§ **Stated task**:
Write out all the entries word for word and omit any pictures.

§ **Data excerpts**:
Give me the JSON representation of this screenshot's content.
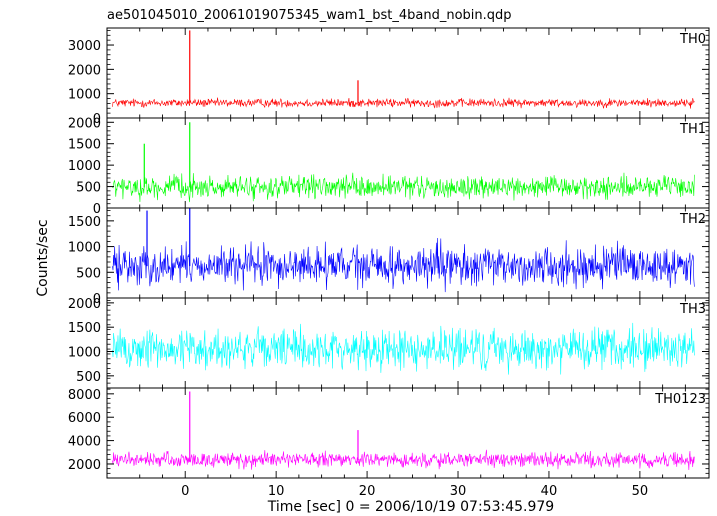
{
  "chart_data": {
    "type": "line",
    "title": "ae501045010_20061019075345_wam1_bst_4band_nobin.qdp",
    "xlabel": "Time [sec] 0 = 2006/10/19 07:53:45.979",
    "ylabel": "Counts/sec",
    "xlim": [
      -8.6,
      57.6
    ],
    "x_ticks": [
      0,
      10,
      20,
      30,
      40,
      50
    ],
    "x_tick_labels": [
      "0",
      "10",
      "20",
      "30",
      "40",
      "50"
    ],
    "data_x_range": [
      -8,
      56
    ],
    "grid": false,
    "legend": "none; each panel labeled at top-right",
    "panels": [
      {
        "name": "TH0",
        "color": "#ff0000",
        "ylim": [
          0,
          3700
        ],
        "y_ticks": [
          0,
          1000,
          2000,
          3000
        ],
        "y_tick_labels": [
          "0",
          "1000",
          "2000",
          "3000"
        ],
        "baseline": 620,
        "noise": 260,
        "spikes": [
          {
            "x": 0.5,
            "y": 3600
          },
          {
            "x": 19.0,
            "y": 1550
          }
        ]
      },
      {
        "name": "TH1",
        "color": "#00ff00",
        "ylim": [
          0,
          2100
        ],
        "y_ticks": [
          0,
          500,
          1000,
          1500,
          2000
        ],
        "y_tick_labels": [
          "0",
          "500",
          "1000",
          "1500",
          "2000"
        ],
        "baseline": 480,
        "noise": 380,
        "spikes": [
          {
            "x": 0.5,
            "y": 2000
          },
          {
            "x": -4.5,
            "y": 1500
          }
        ]
      },
      {
        "name": "TH2",
        "color": "#0000ff",
        "ylim": [
          0,
          1750
        ],
        "y_ticks": [
          0,
          500,
          1000,
          1500
        ],
        "y_tick_labels": [
          "0",
          "500",
          "1000",
          "1500"
        ],
        "baseline": 620,
        "noise": 560,
        "spikes": [
          {
            "x": 0.5,
            "y": 1750
          },
          {
            "x": -4.2,
            "y": 1700
          }
        ]
      },
      {
        "name": "TH3",
        "color": "#00ffff",
        "ylim": [
          250,
          2100
        ],
        "y_ticks": [
          500,
          1000,
          1500,
          2000
        ],
        "y_tick_labels": [
          "500",
          "1000",
          "1500",
          "2000"
        ],
        "baseline": 1050,
        "noise": 620,
        "spikes": []
      },
      {
        "name": "TH0123",
        "color": "#ff00ff",
        "ylim": [
          800,
          8500
        ],
        "y_ticks": [
          2000,
          4000,
          6000,
          8000
        ],
        "y_tick_labels": [
          "2000",
          "4000",
          "6000",
          "8000"
        ],
        "baseline": 2350,
        "noise": 950,
        "spikes": [
          {
            "x": 0.5,
            "y": 8200
          },
          {
            "x": 19.0,
            "y": 4900
          }
        ]
      }
    ]
  }
}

§ **Written answer**:
Give me the JSON representation of this screenshot's content.
{
  "chart_data": {
    "type": "line",
    "title": "ae501045010_20061019075345_wam1_bst_4band_nobin.qdp",
    "xlabel": "Time [sec] 0 = 2006/10/19 07:53:45.979",
    "ylabel": "Counts/sec",
    "xlim": [
      -8.6,
      57.6
    ],
    "x_ticks": [
      0,
      10,
      20,
      30,
      40,
      50
    ],
    "x_tick_labels": [
      "0",
      "10",
      "20",
      "30",
      "40",
      "50"
    ],
    "data_x_range": [
      -8,
      56
    ],
    "grid": false,
    "legend": "none; each panel labeled at top-right",
    "panels": [
      {
        "name": "TH0",
        "color": "#ff0000",
        "ylim": [
          0,
          3700
        ],
        "y_ticks": [
          0,
          1000,
          2000,
          3000
        ],
        "y_tick_labels": [
          "0",
          "1000",
          "2000",
          "3000"
        ],
        "baseline": 620,
        "noise": 260,
        "spikes": [
          {
            "x": 0.5,
            "y": 3600
          },
          {
            "x": 19.0,
            "y": 1550
          }
        ]
      },
      {
        "name": "TH1",
        "color": "#00ff00",
        "ylim": [
          0,
          2100
        ],
        "y_ticks": [
          0,
          500,
          1000,
          1500,
          2000
        ],
        "y_tick_labels": [
          "0",
          "500",
          "1000",
          "1500",
          "2000"
        ],
        "baseline": 480,
        "noise": 380,
        "spikes": [
          {
            "x": 0.5,
            "y": 2000
          },
          {
            "x": -4.5,
            "y": 1500
          }
        ]
      },
      {
        "name": "TH2",
        "color": "#0000ff",
        "ylim": [
          0,
          1750
        ],
        "y_ticks": [
          0,
          500,
          1000,
          1500
        ],
        "y_tick_labels": [
          "0",
          "500",
          "1000",
          "1500"
        ],
        "baseline": 620,
        "noise": 560,
        "spikes": [
          {
            "x": 0.5,
            "y": 1750
          },
          {
            "x": -4.2,
            "y": 1700
          }
        ]
      },
      {
        "name": "TH3",
        "color": "#00ffff",
        "ylim": [
          250,
          2100
        ],
        "y_ticks": [
          500,
          1000,
          1500,
          2000
        ],
        "y_tick_labels": [
          "500",
          "1000",
          "1500",
          "2000"
        ],
        "baseline": 1050,
        "noise": 620,
        "spikes": []
      },
      {
        "name": "TH0123",
        "color": "#ff00ff",
        "ylim": [
          800,
          8500
        ],
        "y_ticks": [
          2000,
          4000,
          6000,
          8000
        ],
        "y_tick_labels": [
          "2000",
          "4000",
          "6000",
          "8000"
        ],
        "baseline": 2350,
        "noise": 950,
        "spikes": [
          {
            "x": 0.5,
            "y": 8200
          },
          {
            "x": 19.0,
            "y": 4900
          }
        ]
      }
    ]
  }
}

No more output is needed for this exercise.